### TASK OBJECTIVE
Locate all lines with the word "внутригородского". Copy them.

(Data excerpts)
# # #

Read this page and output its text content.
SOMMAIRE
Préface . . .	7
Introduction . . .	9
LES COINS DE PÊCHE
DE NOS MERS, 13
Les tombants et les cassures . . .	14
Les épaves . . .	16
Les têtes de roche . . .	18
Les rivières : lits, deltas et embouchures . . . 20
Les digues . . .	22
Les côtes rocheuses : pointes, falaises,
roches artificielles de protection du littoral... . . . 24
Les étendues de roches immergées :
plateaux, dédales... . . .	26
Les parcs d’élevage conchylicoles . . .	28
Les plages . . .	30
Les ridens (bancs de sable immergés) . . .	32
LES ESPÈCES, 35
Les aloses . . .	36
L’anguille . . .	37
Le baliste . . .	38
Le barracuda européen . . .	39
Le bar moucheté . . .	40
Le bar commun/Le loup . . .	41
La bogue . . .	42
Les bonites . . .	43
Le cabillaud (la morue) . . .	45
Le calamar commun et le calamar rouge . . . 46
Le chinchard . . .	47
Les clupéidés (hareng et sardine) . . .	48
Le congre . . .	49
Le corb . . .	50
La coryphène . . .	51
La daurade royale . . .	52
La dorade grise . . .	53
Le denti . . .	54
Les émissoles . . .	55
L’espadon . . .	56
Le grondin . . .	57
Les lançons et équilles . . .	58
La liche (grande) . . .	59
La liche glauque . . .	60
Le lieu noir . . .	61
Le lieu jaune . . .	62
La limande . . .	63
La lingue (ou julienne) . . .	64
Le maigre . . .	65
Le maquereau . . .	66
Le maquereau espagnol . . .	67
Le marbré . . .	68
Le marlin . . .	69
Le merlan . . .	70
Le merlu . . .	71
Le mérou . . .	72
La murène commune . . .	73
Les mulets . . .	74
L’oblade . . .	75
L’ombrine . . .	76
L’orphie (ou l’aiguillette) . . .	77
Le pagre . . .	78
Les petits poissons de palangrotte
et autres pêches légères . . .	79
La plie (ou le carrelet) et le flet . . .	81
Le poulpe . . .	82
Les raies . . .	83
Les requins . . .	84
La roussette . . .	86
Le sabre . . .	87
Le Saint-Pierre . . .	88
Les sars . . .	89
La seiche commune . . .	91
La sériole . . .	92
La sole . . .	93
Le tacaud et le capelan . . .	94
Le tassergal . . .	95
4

# # #

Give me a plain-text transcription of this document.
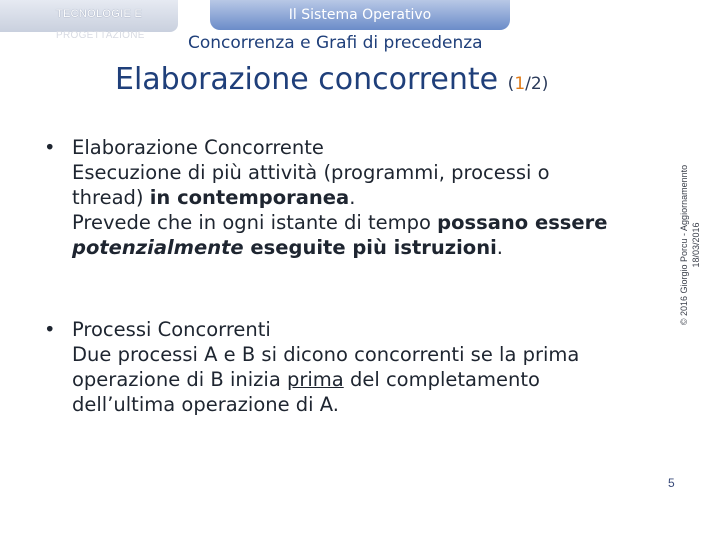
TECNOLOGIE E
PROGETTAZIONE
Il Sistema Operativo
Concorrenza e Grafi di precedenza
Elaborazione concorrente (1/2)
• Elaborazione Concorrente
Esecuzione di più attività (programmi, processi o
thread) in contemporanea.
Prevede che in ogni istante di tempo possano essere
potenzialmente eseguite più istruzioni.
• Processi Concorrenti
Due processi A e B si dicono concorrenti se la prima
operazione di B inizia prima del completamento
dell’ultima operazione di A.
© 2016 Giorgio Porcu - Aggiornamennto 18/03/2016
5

# # #

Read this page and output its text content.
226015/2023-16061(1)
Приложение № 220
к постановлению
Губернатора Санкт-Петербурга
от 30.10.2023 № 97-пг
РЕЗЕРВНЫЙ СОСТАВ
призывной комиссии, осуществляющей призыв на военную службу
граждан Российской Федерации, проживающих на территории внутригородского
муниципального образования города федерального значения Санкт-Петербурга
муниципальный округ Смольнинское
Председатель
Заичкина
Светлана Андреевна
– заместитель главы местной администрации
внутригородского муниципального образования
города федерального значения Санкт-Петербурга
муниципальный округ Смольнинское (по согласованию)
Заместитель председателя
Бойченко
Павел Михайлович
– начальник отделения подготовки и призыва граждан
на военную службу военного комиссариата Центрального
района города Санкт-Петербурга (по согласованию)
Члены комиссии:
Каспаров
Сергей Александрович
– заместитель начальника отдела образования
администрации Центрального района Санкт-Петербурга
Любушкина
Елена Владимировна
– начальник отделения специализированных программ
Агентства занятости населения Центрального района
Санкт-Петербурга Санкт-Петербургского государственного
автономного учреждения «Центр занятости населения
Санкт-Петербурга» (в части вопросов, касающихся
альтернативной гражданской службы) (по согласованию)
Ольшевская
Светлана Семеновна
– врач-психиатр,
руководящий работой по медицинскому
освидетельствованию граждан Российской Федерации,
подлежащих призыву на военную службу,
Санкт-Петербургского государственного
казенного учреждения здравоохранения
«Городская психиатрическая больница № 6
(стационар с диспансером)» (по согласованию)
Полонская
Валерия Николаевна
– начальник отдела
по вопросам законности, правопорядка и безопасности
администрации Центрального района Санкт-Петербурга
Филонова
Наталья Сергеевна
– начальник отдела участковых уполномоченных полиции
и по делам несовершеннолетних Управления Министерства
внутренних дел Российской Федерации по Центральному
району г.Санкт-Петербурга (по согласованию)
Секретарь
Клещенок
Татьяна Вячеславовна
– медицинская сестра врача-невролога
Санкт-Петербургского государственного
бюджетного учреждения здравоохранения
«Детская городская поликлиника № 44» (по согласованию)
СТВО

# # #

### FULL SOLUTION
граждан Российской Федерации, проживающих на территории внутригородского
внутригородского муниципального образования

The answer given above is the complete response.